**À FAIRE**
(1) Quel prix le recueil dont parle l'entretien a-t-il remporté ?
(2) Relevez tous les noms de personnes cités dans l'entretien sous la forme prénom et nom.
(3) Extrayez de l'entretien le passage allant de "Entretien avec Gaëlle" à "Jacob Découverte 2024.", sans rien y changer.

**EXTRAIT À LIRE**
==================================================

Grégory Rateau s’entretient avec la poétesse et romancière Gaëlle Fonlupt autour de son recueil À la chaux de nos silences.
Entretien avec Gaëlle Fonlupt par Grégory Rateau
Grégory Rateau s’entretient avec la poétesse et romancière Gaëlle Fonlupt autour de son recueil À la chaux de nos silences, publié aux éditions de Corlevour et lauréat du Prix Max Jacob Découverte 2024.
Elle a traduit l’essentiel de la poésie de Ron Rash dans un ouvrage intitulé Réveiller les morts (éditions de Corlevour, mars 2024).
Grégory Rateau : C’est un premier recueil. Comment vous êtes-vous lancée en poésie ?
Gaëlle Fonlupt : Je ne sais pas si on se « lance » en poésie, je crois que c’est un état latent, qui est là, qui couve, un rapport au monde qui ne parvient pas à se dire.
Je sais en revanche à quel moment j’ai « basculé » dans cet « état poétique ». J’avais 9 ans. Je dis « basculé », parce que c’est presque une chute, comme Alice dans le terrier, dans le revers du monde. Bernard Noël a cette phrase – utilisée dans un tout autre contexte – « un matin d’enfance soudain a coulé dans ma gorge ». Quelque chose de l’enfance reste tu dans la gorge, cherche sa langue pour revivre.

==================================================

**EXTRAITS DES DONNÉES**
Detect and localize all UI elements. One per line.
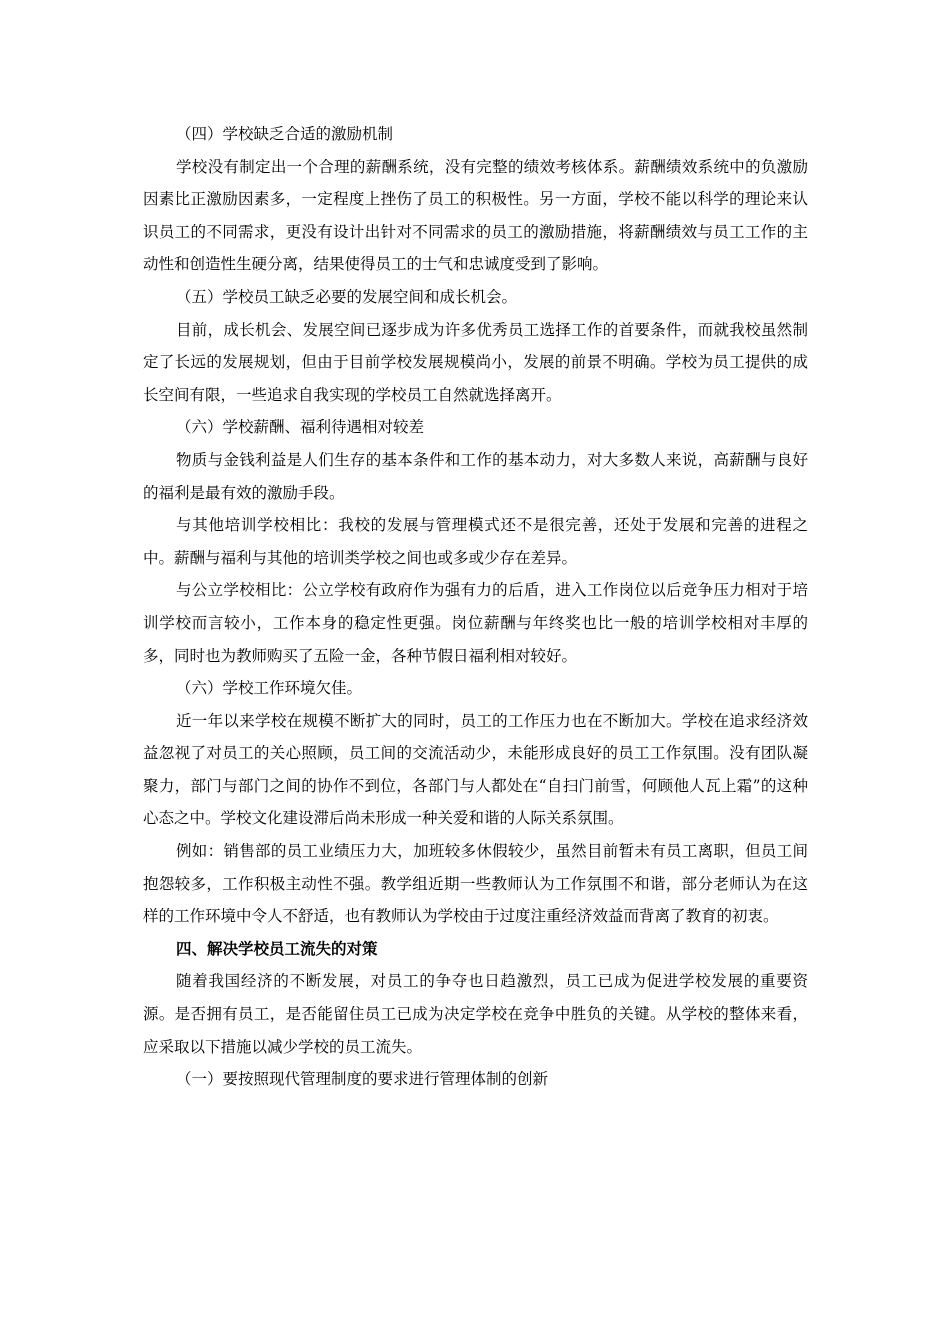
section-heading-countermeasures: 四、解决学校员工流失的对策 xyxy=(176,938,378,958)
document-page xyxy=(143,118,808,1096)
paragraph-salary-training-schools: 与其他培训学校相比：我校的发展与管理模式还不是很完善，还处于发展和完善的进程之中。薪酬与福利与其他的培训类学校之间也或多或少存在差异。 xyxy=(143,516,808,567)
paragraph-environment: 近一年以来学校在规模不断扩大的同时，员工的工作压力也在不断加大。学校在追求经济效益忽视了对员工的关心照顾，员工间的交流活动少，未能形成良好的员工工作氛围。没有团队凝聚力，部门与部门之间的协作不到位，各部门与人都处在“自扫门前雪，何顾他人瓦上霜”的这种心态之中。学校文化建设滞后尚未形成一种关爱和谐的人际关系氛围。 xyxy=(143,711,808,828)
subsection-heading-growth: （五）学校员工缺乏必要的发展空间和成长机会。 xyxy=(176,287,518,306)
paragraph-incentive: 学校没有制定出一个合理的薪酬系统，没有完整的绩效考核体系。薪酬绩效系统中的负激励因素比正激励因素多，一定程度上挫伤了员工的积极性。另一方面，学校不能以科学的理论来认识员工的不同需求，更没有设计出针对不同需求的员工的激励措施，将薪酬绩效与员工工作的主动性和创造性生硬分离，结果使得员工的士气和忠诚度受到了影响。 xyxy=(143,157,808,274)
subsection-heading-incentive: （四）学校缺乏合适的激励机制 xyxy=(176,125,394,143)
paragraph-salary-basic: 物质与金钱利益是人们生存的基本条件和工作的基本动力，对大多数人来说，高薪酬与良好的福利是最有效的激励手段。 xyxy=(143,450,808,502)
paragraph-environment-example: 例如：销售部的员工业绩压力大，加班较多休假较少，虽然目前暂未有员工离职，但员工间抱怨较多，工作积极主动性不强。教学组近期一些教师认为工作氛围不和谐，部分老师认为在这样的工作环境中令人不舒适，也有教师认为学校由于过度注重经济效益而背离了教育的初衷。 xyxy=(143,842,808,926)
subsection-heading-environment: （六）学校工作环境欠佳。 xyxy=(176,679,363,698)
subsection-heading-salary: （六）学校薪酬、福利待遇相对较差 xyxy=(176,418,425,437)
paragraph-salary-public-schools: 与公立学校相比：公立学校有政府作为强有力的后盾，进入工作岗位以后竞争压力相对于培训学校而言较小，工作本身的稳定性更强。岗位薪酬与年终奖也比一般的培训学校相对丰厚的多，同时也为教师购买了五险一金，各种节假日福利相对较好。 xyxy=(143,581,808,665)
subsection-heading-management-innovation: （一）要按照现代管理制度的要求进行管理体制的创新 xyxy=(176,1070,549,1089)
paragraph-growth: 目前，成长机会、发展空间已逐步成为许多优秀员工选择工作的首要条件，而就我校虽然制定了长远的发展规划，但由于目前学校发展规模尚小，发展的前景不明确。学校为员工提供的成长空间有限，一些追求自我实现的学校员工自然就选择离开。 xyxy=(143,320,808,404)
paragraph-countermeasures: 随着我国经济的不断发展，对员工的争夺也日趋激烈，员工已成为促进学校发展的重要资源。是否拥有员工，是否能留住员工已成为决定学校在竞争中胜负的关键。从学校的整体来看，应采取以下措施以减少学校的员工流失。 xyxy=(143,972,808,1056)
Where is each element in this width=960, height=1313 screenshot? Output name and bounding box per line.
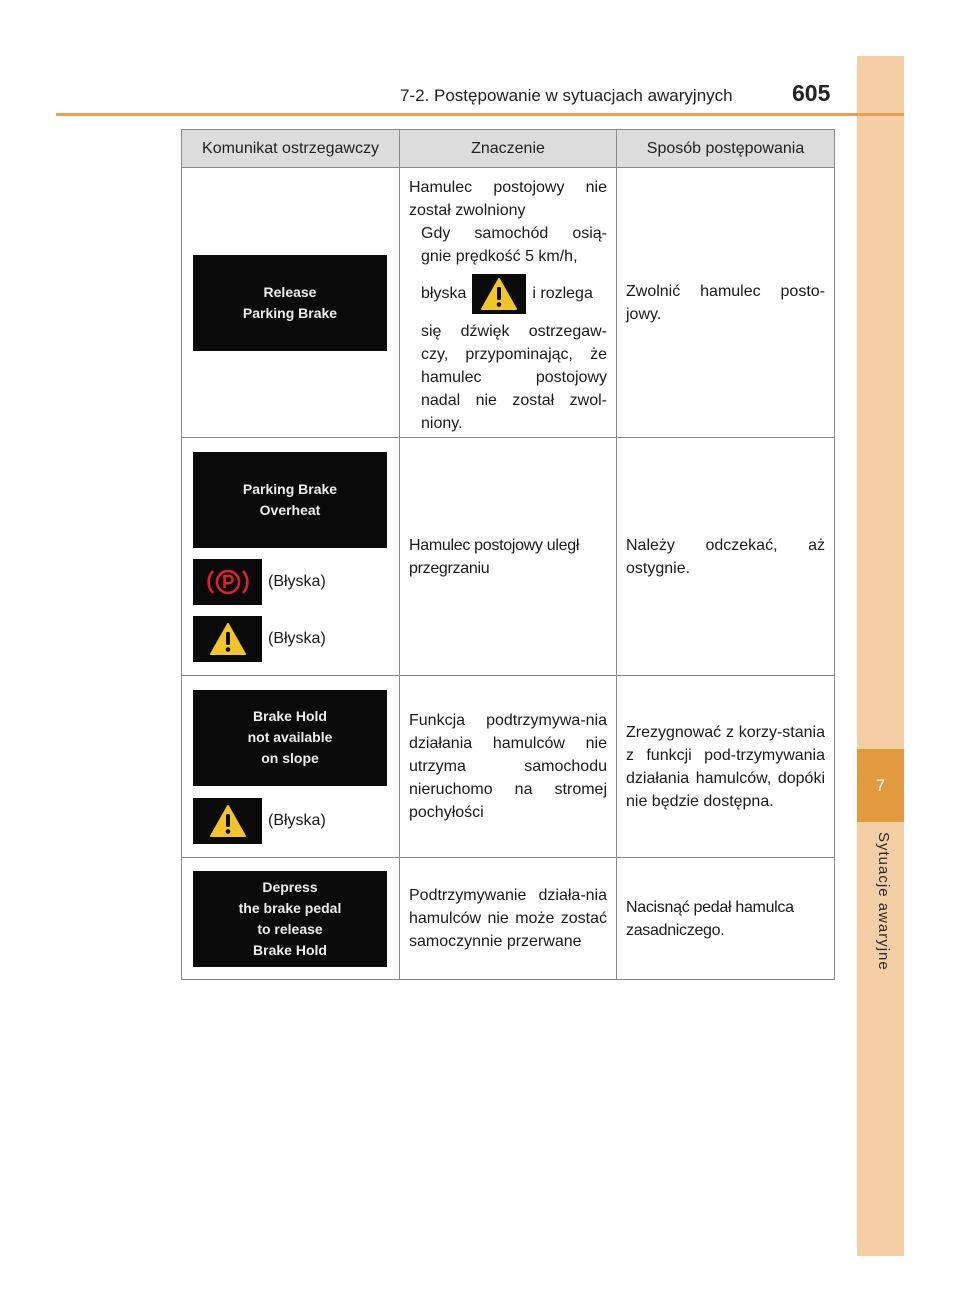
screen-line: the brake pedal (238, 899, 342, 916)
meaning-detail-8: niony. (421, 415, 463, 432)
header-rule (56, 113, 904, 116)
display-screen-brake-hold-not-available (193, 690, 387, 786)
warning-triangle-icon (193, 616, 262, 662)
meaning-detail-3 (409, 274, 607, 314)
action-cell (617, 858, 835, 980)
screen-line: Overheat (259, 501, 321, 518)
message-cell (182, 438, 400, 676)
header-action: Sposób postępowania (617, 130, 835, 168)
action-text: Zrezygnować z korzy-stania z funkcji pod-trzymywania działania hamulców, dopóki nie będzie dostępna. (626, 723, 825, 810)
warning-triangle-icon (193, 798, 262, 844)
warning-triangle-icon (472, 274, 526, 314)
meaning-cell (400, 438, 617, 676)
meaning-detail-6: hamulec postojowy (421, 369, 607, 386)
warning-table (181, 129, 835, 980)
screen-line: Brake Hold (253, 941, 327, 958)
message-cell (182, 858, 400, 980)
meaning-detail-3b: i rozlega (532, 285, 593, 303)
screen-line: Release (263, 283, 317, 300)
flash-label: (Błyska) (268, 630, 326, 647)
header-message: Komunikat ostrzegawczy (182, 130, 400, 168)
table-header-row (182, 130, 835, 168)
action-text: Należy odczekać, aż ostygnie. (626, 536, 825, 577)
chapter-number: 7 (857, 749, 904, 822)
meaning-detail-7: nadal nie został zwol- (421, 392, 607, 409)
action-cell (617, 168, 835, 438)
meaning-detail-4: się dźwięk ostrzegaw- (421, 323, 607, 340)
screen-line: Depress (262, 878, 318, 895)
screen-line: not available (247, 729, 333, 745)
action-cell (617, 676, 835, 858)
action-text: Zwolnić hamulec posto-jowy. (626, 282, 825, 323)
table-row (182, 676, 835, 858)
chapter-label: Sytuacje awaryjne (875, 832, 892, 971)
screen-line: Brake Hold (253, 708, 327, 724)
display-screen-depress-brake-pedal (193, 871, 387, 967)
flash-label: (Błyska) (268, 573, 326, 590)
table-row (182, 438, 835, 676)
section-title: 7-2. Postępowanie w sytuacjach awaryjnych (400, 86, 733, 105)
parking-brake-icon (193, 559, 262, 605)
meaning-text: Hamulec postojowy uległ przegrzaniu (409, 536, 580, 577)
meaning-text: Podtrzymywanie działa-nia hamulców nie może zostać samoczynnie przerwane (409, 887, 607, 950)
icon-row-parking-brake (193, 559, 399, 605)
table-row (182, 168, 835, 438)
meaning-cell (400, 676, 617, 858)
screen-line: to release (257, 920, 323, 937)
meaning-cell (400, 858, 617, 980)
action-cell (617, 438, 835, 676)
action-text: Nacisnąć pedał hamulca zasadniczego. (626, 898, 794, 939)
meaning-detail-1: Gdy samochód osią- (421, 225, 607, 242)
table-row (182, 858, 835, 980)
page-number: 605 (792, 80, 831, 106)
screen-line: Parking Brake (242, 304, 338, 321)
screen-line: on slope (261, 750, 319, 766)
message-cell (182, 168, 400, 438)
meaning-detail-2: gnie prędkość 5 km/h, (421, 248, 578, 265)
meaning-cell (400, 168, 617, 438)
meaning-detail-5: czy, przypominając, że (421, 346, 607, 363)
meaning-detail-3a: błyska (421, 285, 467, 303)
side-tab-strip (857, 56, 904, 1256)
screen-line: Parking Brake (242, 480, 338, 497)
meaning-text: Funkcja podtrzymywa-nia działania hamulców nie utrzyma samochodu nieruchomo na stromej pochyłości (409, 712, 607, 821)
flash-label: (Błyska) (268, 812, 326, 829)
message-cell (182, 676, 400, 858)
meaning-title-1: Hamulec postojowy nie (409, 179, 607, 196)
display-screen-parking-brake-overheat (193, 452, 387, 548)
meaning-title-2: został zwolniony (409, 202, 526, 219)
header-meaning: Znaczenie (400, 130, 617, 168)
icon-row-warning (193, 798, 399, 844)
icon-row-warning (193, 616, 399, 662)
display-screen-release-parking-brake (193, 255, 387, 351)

==================================================

**SOLUTIONS PAR TÂCHE**
(1) Le Prix Max Jacob Découverte 2024.

(2) Grégory Rateau, Gaëlle Fonlupt, Ron Rash, Bernard Noël

(3)
Entretien avec Gaëlle Fonlupt par Grégory Rateau
Grégory Rateau s’entretient avec la poétesse et romancière Gaëlle Fonlupt autour de son recueil À la chaux de nos silences, publié aux éditions de Corlevour et lauréat du Prix Max Jacob Découverte 2024.